» **Given task**
Type the records out again in full, exactly.

» **Record set**
___
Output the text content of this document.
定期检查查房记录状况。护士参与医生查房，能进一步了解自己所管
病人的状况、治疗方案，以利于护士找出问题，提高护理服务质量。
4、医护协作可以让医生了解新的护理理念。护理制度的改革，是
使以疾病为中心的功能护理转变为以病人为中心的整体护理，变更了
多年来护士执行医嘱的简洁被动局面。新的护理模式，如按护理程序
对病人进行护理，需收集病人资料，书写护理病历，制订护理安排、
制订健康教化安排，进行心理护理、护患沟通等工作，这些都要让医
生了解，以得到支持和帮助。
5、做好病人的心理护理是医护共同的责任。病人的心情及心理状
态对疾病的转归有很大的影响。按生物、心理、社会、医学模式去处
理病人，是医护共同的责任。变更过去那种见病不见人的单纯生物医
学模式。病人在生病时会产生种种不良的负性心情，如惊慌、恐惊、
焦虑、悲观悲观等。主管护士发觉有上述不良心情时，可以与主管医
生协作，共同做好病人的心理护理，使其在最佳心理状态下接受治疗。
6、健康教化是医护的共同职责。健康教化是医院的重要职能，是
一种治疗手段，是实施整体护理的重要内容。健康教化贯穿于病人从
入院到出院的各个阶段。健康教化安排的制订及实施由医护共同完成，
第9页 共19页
___
» **Full output**
Output the text content of this document.
定期检查查房记录状况。护士参与医生查房，能进一步了解自己所管
病人的状况、治疗方案，以利于护士找出问题，提高护理服务质量。
4、医护协作可以让医生了解新的护理理念。护理制度的改革，是
使以疾病为中心的功能护理转变为以病人为中心的整体护理，变更了
多年来护士执行医嘱的简洁被动局面。新的护理模式，如按护理程序
对病人进行护理，需收集病人资料，书写护理病历，制订护理安排、
制订健康教化安排，进行心理护理、护患沟通等工作，这些都要让医
生了解，以得到支持和帮助。
5、做好病人的心理护理是医护共同的责任。病人的心情及心理状
态对疾病的转归有很大的影响。按生物、心理、社会、医学模式去处
理病人，是医护共同的责任。变更过去那种见病不见人的单纯生物医
学模式。病人在生病时会产生种种不良的负性心情，如惊慌、恐惊、
焦虑、悲观悲观等。主管护士发觉有上述不良心情时，可以与主管医
生协作，共同做好病人的心理护理，使其在最佳心理状态下接受治疗。
6、健康教化是医护的共同职责。健康教化是医院的重要职能，是
一种治疗手段，是实施整体护理的重要内容。健康教化贯穿于病人从
入院到出院的各个阶段。健康教化安排的制订及实施由医护共同完成，
第9页 共19页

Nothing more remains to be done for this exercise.